Return every line of the material exactly.

Collected data entries
— BEGIN —

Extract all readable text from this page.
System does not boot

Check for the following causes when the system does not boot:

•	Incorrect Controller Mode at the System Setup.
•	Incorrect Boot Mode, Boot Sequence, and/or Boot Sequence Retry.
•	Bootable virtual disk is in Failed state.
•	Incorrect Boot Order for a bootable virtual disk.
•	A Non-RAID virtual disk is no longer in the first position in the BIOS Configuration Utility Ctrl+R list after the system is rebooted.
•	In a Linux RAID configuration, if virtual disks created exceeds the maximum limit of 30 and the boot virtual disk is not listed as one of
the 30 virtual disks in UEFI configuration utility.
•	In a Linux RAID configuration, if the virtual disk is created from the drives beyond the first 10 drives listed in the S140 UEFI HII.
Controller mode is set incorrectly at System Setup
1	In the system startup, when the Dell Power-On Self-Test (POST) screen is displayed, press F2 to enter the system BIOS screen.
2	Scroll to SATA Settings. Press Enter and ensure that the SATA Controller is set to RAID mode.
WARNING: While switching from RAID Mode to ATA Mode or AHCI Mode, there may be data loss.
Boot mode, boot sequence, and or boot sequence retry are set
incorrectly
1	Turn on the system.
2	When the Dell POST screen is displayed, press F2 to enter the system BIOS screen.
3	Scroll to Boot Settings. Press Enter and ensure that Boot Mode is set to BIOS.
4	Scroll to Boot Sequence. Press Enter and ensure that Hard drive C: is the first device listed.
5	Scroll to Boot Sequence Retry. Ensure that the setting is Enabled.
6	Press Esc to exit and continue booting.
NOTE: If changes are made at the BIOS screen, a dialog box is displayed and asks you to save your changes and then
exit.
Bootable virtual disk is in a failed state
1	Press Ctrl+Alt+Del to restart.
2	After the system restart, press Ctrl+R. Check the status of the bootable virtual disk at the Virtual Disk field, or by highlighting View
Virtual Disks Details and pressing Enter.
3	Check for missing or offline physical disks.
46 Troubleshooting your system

— END —

**RESULT OF THE TASK**.
Extract all readable text from this page.
System does not boot

Check for the following causes when the system does not boot:

•	Incorrect Controller Mode at the System Setup.
•	Incorrect Boot Mode, Boot Sequence, and/or Boot Sequence Retry.
•	Bootable virtual disk is in Failed state.
•	Incorrect Boot Order for a bootable virtual disk.
•	A Non-RAID virtual disk is no longer in the first position in the BIOS Configuration Utility Ctrl+R list after the system is rebooted.
•	In a Linux RAID configuration, if virtual disks created exceeds the maximum limit of 30 and the boot virtual disk is not listed as one of
the 30 virtual disks in UEFI configuration utility.
•	In a Linux RAID configuration, if the virtual disk is created from the drives beyond the first 10 drives listed in the S140 UEFI HII.
Controller mode is set incorrectly at System Setup
1	In the system startup, when the Dell Power-On Self-Test (POST) screen is displayed, press F2 to enter the system BIOS screen.
2	Scroll to SATA Settings. Press Enter and ensure that the SATA Controller is set to RAID mode.
WARNING: While switching from RAID Mode to ATA Mode or AHCI Mode, there may be data loss.
Boot mode, boot sequence, and or boot sequence retry are set
incorrectly
1	Turn on the system.
2	When the Dell POST screen is displayed, press F2 to enter the system BIOS screen.
3	Scroll to Boot Settings. Press Enter and ensure that Boot Mode is set to BIOS.
4	Scroll to Boot Sequence. Press Enter and ensure that Hard drive C: is the first device listed.
5	Scroll to Boot Sequence Retry. Ensure that the setting is Enabled.
6	Press Esc to exit and continue booting.
NOTE: If changes are made at the BIOS screen, a dialog box is displayed and asks you to save your changes and then
exit.
Bootable virtual disk is in a failed state
1	Press Ctrl+Alt+Del to restart.
2	After the system restart, press Ctrl+R. Check the status of the bootable virtual disk at the Virtual Disk field, or by highlighting View
Virtual Disks Details and pressing Enter.
3	Check for missing or offline physical disks.
46 Troubleshooting your system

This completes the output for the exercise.